▶ **Problem requirements**: What follows is a listing; restate every line of it word for word.

▶ **Material provided**:
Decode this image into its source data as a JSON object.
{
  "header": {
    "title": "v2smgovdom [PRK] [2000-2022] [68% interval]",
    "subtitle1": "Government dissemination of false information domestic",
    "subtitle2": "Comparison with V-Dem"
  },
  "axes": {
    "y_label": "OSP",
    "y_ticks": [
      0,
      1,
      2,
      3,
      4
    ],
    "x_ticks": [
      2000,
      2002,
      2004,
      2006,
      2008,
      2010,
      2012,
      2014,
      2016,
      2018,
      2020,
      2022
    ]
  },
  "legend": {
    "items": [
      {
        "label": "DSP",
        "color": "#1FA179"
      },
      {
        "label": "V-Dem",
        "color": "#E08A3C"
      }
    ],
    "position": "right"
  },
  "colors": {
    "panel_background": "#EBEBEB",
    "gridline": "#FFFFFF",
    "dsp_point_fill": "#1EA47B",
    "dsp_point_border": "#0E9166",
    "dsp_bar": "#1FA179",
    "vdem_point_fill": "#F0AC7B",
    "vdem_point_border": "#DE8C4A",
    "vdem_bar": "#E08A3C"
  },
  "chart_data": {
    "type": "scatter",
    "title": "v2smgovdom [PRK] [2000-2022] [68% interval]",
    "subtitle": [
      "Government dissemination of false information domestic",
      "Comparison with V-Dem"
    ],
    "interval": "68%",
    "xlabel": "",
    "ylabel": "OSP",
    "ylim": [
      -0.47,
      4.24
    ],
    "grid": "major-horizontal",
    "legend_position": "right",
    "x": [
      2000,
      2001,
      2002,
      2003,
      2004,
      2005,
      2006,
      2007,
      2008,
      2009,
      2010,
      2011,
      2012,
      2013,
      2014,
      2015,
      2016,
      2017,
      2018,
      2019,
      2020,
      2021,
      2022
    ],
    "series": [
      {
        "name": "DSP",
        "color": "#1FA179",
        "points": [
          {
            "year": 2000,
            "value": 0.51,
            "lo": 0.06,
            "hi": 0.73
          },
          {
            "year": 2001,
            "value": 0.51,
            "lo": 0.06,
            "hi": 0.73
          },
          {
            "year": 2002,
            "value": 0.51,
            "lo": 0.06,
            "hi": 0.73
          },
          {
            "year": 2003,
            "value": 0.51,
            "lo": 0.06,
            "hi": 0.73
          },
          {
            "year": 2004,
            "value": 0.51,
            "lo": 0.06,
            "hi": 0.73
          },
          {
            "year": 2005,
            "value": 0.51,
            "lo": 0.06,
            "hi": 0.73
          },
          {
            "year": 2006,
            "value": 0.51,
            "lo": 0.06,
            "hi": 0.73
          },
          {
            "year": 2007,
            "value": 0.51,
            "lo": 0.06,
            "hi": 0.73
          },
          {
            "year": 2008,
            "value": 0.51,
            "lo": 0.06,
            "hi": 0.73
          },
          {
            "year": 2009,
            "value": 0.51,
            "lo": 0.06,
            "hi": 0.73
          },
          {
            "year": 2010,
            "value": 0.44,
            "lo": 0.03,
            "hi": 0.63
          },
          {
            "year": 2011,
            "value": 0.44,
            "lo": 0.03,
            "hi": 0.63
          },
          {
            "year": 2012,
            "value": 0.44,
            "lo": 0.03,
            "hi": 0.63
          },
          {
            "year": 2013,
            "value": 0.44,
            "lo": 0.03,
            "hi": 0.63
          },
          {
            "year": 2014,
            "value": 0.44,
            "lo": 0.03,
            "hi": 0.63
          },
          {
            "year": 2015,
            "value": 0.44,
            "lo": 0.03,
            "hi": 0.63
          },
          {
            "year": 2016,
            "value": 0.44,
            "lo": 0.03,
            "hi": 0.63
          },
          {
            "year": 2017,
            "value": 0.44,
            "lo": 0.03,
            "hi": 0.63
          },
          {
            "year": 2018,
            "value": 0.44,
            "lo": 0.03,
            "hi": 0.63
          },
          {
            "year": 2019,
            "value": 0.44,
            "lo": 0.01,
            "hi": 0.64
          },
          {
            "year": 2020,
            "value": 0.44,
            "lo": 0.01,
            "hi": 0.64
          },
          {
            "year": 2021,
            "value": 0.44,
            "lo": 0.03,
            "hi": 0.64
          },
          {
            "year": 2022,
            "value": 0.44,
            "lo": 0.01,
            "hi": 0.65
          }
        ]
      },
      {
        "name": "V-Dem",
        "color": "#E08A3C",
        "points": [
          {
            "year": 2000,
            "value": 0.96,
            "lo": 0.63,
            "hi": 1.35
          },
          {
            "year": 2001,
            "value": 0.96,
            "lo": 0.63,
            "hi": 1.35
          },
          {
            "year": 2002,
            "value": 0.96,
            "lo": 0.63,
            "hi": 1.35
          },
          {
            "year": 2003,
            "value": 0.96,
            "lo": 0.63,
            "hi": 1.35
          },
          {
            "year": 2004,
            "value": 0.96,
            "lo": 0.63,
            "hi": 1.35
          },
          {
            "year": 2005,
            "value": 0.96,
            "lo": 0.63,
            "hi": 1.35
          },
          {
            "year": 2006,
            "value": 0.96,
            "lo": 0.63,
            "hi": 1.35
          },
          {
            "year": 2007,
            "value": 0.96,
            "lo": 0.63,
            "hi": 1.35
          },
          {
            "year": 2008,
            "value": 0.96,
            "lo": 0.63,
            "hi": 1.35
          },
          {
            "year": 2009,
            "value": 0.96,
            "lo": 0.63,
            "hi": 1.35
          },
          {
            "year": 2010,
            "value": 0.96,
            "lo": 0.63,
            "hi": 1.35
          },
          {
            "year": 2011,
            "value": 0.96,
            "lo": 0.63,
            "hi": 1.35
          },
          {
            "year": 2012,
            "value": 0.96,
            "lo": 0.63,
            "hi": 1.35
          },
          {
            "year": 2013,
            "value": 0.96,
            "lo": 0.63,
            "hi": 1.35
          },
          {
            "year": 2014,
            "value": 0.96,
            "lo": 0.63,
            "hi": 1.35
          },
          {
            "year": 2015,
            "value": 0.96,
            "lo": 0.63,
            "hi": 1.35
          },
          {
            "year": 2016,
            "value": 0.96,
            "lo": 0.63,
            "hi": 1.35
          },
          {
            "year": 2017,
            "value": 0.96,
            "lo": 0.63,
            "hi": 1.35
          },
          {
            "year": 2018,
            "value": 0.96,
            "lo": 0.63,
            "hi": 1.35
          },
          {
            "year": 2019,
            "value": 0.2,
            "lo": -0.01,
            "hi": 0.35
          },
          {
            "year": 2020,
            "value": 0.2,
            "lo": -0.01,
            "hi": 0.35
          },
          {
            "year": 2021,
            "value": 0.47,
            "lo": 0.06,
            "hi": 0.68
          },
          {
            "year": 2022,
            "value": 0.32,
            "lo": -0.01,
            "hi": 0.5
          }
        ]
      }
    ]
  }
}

▶ **Exercise response**:
Decode this image into its source data as a JSON object.
{
  "header": {
    "title": "v2smgovdom [PRK] [2000-2022] [68% interval]",
    "subtitle1": "Government dissemination of false information domestic",
    "subtitle2": "Comparison with V-Dem"
  },
  "axes": {
    "y_label": "OSP",
    "y_ticks": [
      0,
      1,
      2,
      3,
      4
    ],
    "x_ticks": [
      2000,
      2002,
      2004,
      2006,
      2008,
      2010,
      2012,
      2014,
      2016,
      2018,
      2020,
      2022
    ]
  },
  "legend": {
    "items": [
      {
        "label": "DSP",
        "color": "#1FA179"
      },
      {
        "label": "V-Dem",
        "color": "#E08A3C"
      }
    ],
    "position": "right"
  },
  "colors": {
    "panel_background": "#EBEBEB",
    "gridline": "#FFFFFF",
    "dsp_point_fill": "#1EA47B",
    "dsp_point_border": "#0E9166",
    "dsp_bar": "#1FA179",
    "vdem_point_fill": "#F0AC7B",
    "vdem_point_border": "#DE8C4A",
    "vdem_bar": "#E08A3C"
  },
  "chart_data": {
    "type": "scatter",
    "title": "v2smgovdom [PRK] [2000-2022] [68% interval]",
    "subtitle": [
      "Government dissemination of false information domestic",
      "Comparison with V-Dem"
    ],
    "interval": "68%",
    "xlabel": "",
    "ylabel": "OSP",
    "ylim": [
      -0.47,
      4.24
    ],
    "grid": "major-horizontal",
    "legend_position": "right",
    "x": [
      2000,
      2001,
      2002,
      2003,
      2004,
      2005,
      2006,
      2007,
      2008,
      2009,
      2010,
      2011,
      2012,
      2013,
      2014,
      2015,
      2016,
      2017,
      2018,
      2019,
      2020,
      2021,
      2022
    ],
    "series": [
      {
        "name": "DSP",
        "color": "#1FA179",
        "points": [
          {
            "year": 2000,
            "value": 0.51,
            "lo": 0.06,
            "hi": 0.73
          },
          {
            "year": 2001,
            "value": 0.51,
            "lo": 0.06,
            "hi": 0.73
          },
          {
            "year": 2002,
            "value": 0.51,
            "lo": 0.06,
            "hi": 0.73
          },
          {
            "year": 2003,
            "value": 0.51,
            "lo": 0.06,
            "hi": 0.73
          },
          {
            "year": 2004,
            "value": 0.51,
            "lo": 0.06,
            "hi": 0.73
          },
          {
            "year": 2005,
            "value": 0.51,
            "lo": 0.06,
            "hi": 0.73
          },
          {
            "year": 2006,
            "value": 0.51,
            "lo": 0.06,
            "hi": 0.73
          },
          {
            "year": 2007,
            "value": 0.51,
            "lo": 0.06,
            "hi": 0.73
          },
          {
            "year": 2008,
            "value": 0.51,
            "lo": 0.06,
            "hi": 0.73
          },
          {
            "year": 2009,
            "value": 0.51,
            "lo": 0.06,
            "hi": 0.73
          },
          {
            "year": 2010,
            "value": 0.44,
            "lo": 0.03,
            "hi": 0.63
          },
          {
            "year": 2011,
            "value": 0.44,
            "lo": 0.03,
            "hi": 0.63
          },
          {
            "year": 2012,
            "value": 0.44,
            "lo": 0.03,
            "hi": 0.63
          },
          {
            "year": 2013,
            "value": 0.44,
            "lo": 0.03,
            "hi": 0.63
          },
          {
            "year": 2014,
            "value": 0.44,
            "lo": 0.03,
            "hi": 0.63
          },
          {
            "year": 2015,
            "value": 0.44,
            "lo": 0.03,
            "hi": 0.63
          },
          {
            "year": 2016,
            "value": 0.44,
            "lo": 0.03,
            "hi": 0.63
          },
          {
            "year": 2017,
            "value": 0.44,
            "lo": 0.03,
            "hi": 0.63
          },
          {
            "year": 2018,
            "value": 0.44,
            "lo": 0.03,
            "hi": 0.63
          },
          {
            "year": 2019,
            "value": 0.44,
            "lo": 0.01,
            "hi": 0.64
          },
          {
            "year": 2020,
            "value": 0.44,
            "lo": 0.01,
            "hi": 0.64
          },
          {
            "year": 2021,
            "value": 0.44,
            "lo": 0.03,
            "hi": 0.64
          },
          {
            "year": 2022,
            "value": 0.44,
            "lo": 0.01,
            "hi": 0.65
          }
        ]
      },
      {
        "name": "V-Dem",
        "color": "#E08A3C",
        "points": [
          {
            "year": 2000,
            "value": 0.96,
            "lo": 0.63,
            "hi": 1.35
          },
          {
            "year": 2001,
            "value": 0.96,
            "lo": 0.63,
            "hi": 1.35
          },
          {
            "year": 2002,
            "value": 0.96,
            "lo": 0.63,
            "hi": 1.35
          },
          {
            "year": 2003,
            "value": 0.96,
            "lo": 0.63,
            "hi": 1.35
          },
          {
            "year": 2004,
            "value": 0.96,
            "lo": 0.63,
            "hi": 1.35
          },
          {
            "year": 2005,
            "value": 0.96,
            "lo": 0.63,
            "hi": 1.35
          },
          {
            "year": 2006,
            "value": 0.96,
            "lo": 0.63,
            "hi": 1.35
          },
          {
            "year": 2007,
            "value": 0.96,
            "lo": 0.63,
            "hi": 1.35
          },
          {
            "year": 2008,
            "value": 0.96,
            "lo": 0.63,
            "hi": 1.35
          },
          {
            "year": 2009,
            "value": 0.96,
            "lo": 0.63,
            "hi": 1.35
          },
          {
            "year": 2010,
            "value": 0.96,
            "lo": 0.63,
            "hi": 1.35
          },
          {
            "year": 2011,
            "value": 0.96,
            "lo": 0.63,
            "hi": 1.35
          },
          {
            "year": 2012,
            "value": 0.96,
            "lo": 0.63,
            "hi": 1.35
          },
          {
            "year": 2013,
            "value": 0.96,
            "lo": 0.63,
            "hi": 1.35
          },
          {
            "year": 2014,
            "value": 0.96,
            "lo": 0.63,
            "hi": 1.35
          },
          {
            "year": 2015,
            "value": 0.96,
            "lo": 0.63,
            "hi": 1.35
          },
          {
            "year": 2016,
            "value": 0.96,
            "lo": 0.63,
            "hi": 1.35
          },
          {
            "year": 2017,
            "value": 0.96,
            "lo": 0.63,
            "hi": 1.35
          },
          {
            "year": 2018,
            "value": 0.96,
            "lo": 0.63,
            "hi": 1.35
          },
          {
            "year": 2019,
            "value": 0.2,
            "lo": -0.01,
            "hi": 0.35
          },
          {
            "year": 2020,
            "value": 0.2,
            "lo": -0.01,
            "hi": 0.35
          },
          {
            "year": 2021,
            "value": 0.47,
            "lo": 0.06,
            "hi": 0.68
          },
          {
            "year": 2022,
            "value": 0.32,
            "lo": -0.01,
            "hi": 0.5
          }
        ]
      }
    ]
  }
}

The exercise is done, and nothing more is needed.